■ **Set task**
Return all of the data exactly as given.

Stored data
=-=-=
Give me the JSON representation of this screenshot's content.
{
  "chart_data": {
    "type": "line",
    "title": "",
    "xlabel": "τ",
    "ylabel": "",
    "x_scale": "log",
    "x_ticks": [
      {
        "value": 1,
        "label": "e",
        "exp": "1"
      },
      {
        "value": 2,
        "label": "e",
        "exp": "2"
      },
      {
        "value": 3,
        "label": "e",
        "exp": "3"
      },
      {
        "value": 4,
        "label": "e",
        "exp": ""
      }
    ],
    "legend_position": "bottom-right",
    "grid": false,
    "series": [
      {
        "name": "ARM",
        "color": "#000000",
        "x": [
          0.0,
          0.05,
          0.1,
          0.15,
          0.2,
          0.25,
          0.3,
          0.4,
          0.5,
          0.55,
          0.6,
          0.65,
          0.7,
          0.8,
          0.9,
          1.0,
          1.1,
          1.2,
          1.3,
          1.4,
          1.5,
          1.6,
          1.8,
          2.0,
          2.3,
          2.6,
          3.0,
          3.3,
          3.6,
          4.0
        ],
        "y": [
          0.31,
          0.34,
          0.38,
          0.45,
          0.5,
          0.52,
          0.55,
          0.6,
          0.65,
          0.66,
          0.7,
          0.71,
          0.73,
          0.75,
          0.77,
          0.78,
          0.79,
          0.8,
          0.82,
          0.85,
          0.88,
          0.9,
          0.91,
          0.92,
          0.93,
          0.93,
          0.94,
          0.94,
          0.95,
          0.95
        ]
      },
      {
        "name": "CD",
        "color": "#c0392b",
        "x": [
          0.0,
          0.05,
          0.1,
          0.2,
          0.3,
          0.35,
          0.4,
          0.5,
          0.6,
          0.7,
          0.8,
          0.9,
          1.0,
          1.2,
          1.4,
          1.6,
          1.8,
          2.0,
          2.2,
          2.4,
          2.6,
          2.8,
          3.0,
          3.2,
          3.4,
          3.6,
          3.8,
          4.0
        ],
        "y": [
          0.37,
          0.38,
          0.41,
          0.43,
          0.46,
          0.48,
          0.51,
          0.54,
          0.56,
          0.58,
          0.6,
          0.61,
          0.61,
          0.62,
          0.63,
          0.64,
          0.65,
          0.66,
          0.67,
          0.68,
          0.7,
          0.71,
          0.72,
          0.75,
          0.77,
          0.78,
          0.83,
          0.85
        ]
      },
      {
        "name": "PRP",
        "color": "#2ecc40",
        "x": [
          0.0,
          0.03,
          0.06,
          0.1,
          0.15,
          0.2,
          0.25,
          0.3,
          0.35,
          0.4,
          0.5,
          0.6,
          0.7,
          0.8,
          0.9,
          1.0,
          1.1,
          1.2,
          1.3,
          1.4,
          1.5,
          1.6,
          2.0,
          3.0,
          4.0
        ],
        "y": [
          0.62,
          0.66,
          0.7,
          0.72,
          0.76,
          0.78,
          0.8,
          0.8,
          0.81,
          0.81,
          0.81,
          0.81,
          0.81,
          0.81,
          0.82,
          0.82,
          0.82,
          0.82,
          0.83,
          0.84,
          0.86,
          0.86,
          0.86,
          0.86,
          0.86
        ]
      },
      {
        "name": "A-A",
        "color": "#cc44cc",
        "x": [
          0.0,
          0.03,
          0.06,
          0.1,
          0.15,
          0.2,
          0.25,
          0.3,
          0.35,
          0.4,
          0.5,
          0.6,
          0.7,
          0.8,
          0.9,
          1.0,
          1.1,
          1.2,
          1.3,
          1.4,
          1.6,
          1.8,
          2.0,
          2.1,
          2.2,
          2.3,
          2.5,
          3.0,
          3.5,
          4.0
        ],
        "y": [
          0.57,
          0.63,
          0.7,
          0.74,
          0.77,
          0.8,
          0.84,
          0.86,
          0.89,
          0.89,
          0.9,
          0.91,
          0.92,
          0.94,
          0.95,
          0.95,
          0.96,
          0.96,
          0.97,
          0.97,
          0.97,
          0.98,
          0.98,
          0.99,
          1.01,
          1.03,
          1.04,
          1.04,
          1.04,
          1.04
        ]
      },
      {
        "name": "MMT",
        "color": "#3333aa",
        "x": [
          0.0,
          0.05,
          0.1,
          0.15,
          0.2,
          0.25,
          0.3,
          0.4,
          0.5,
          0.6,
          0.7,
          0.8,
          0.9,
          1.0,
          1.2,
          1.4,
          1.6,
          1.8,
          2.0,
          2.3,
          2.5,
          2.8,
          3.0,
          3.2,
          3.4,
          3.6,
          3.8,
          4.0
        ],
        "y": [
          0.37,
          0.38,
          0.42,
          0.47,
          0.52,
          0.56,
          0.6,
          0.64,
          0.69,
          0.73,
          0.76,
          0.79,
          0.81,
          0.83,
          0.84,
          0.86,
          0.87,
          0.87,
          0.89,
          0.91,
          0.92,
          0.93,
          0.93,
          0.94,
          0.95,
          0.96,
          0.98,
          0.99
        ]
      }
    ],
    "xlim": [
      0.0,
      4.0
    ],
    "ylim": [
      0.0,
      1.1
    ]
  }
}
=-=-=
■ **Result of this exercise**
Give me the JSON representation of this screenshot's content.
{
  "chart_data": {
    "type": "line",
    "title": "",
    "xlabel": "τ",
    "ylabel": "",
    "x_scale": "log",
    "x_ticks": [
      {
        "value": 1,
        "label": "e",
        "exp": "1"
      },
      {
        "value": 2,
        "label": "e",
        "exp": "2"
      },
      {
        "value": 3,
        "label": "e",
        "exp": "3"
      },
      {
        "value": 4,
        "label": "e",
        "exp": ""
      }
    ],
    "legend_position": "bottom-right",
    "grid": false,
    "series": [
      {
        "name": "ARM",
        "color": "#000000",
        "x": [
          0.0,
          0.05,
          0.1,
          0.15,
          0.2,
          0.25,
          0.3,
          0.4,
          0.5,
          0.55,
          0.6,
          0.65,
          0.7,
          0.8,
          0.9,
          1.0,
          1.1,
          1.2,
          1.3,
          1.4,
          1.5,
          1.6,
          1.8,
          2.0,
          2.3,
          2.6,
          3.0,
          3.3,
          3.6,
          4.0
        ],
        "y": [
          0.31,
          0.34,
          0.38,
          0.45,
          0.5,
          0.52,
          0.55,
          0.6,
          0.65,
          0.66,
          0.7,
          0.71,
          0.73,
          0.75,
          0.77,
          0.78,
          0.79,
          0.8,
          0.82,
          0.85,
          0.88,
          0.9,
          0.91,
          0.92,
          0.93,
          0.93,
          0.94,
          0.94,
          0.95,
          0.95
        ]
      },
      {
        "name": "CD",
        "color": "#c0392b",
        "x": [
          0.0,
          0.05,
          0.1,
          0.2,
          0.3,
          0.35,
          0.4,
          0.5,
          0.6,
          0.7,
          0.8,
          0.9,
          1.0,
          1.2,
          1.4,
          1.6,
          1.8,
          2.0,
          2.2,
          2.4,
          2.6,
          2.8,
          3.0,
          3.2,
          3.4,
          3.6,
          3.8,
          4.0
        ],
        "y": [
          0.37,
          0.38,
          0.41,
          0.43,
          0.46,
          0.48,
          0.51,
          0.54,
          0.56,
          0.58,
          0.6,
          0.61,
          0.61,
          0.62,
          0.63,
          0.64,
          0.65,
          0.66,
          0.67,
          0.68,
          0.7,
          0.71,
          0.72,
          0.75,
          0.77,
          0.78,
          0.83,
          0.85
        ]
      },
      {
        "name": "PRP",
        "color": "#2ecc40",
        "x": [
          0.0,
          0.03,
          0.06,
          0.1,
          0.15,
          0.2,
          0.25,
          0.3,
          0.35,
          0.4,
          0.5,
          0.6,
          0.7,
          0.8,
          0.9,
          1.0,
          1.1,
          1.2,
          1.3,
          1.4,
          1.5,
          1.6,
          2.0,
          3.0,
          4.0
        ],
        "y": [
          0.62,
          0.66,
          0.7,
          0.72,
          0.76,
          0.78,
          0.8,
          0.8,
          0.81,
          0.81,
          0.81,
          0.81,
          0.81,
          0.81,
          0.82,
          0.82,
          0.82,
          0.82,
          0.83,
          0.84,
          0.86,
          0.86,
          0.86,
          0.86,
          0.86
        ]
      },
      {
        "name": "A-A",
        "color": "#cc44cc",
        "x": [
          0.0,
          0.03,
          0.06,
          0.1,
          0.15,
          0.2,
          0.25,
          0.3,
          0.35,
          0.4,
          0.5,
          0.6,
          0.7,
          0.8,
          0.9,
          1.0,
          1.1,
          1.2,
          1.3,
          1.4,
          1.6,
          1.8,
          2.0,
          2.1,
          2.2,
          2.3,
          2.5,
          3.0,
          3.5,
          4.0
        ],
        "y": [
          0.57,
          0.63,
          0.7,
          0.74,
          0.77,
          0.8,
          0.84,
          0.86,
          0.89,
          0.89,
          0.9,
          0.91,
          0.92,
          0.94,
          0.95,
          0.95,
          0.96,
          0.96,
          0.97,
          0.97,
          0.97,
          0.98,
          0.98,
          0.99,
          1.01,
          1.03,
          1.04,
          1.04,
          1.04,
          1.04
        ]
      },
      {
        "name": "MMT",
        "color": "#3333aa",
        "x": [
          0.0,
          0.05,
          0.1,
          0.15,
          0.2,
          0.25,
          0.3,
          0.4,
          0.5,
          0.6,
          0.7,
          0.8,
          0.9,
          1.0,
          1.2,
          1.4,
          1.6,
          1.8,
          2.0,
          2.3,
          2.5,
          2.8,
          3.0,
          3.2,
          3.4,
          3.6,
          3.8,
          4.0
        ],
        "y": [
          0.37,
          0.38,
          0.42,
          0.47,
          0.52,
          0.56,
          0.6,
          0.64,
          0.69,
          0.73,
          0.76,
          0.79,
          0.81,
          0.83,
          0.84,
          0.86,
          0.87,
          0.87,
          0.89,
          0.91,
          0.92,
          0.93,
          0.93,
          0.94,
          0.95,
          0.96,
          0.98,
          0.99
        ]
      }
    ],
    "xlim": [
      0.0,
      4.0
    ],
    "ylim": [
      0.0,
      1.1
    ]
  }
}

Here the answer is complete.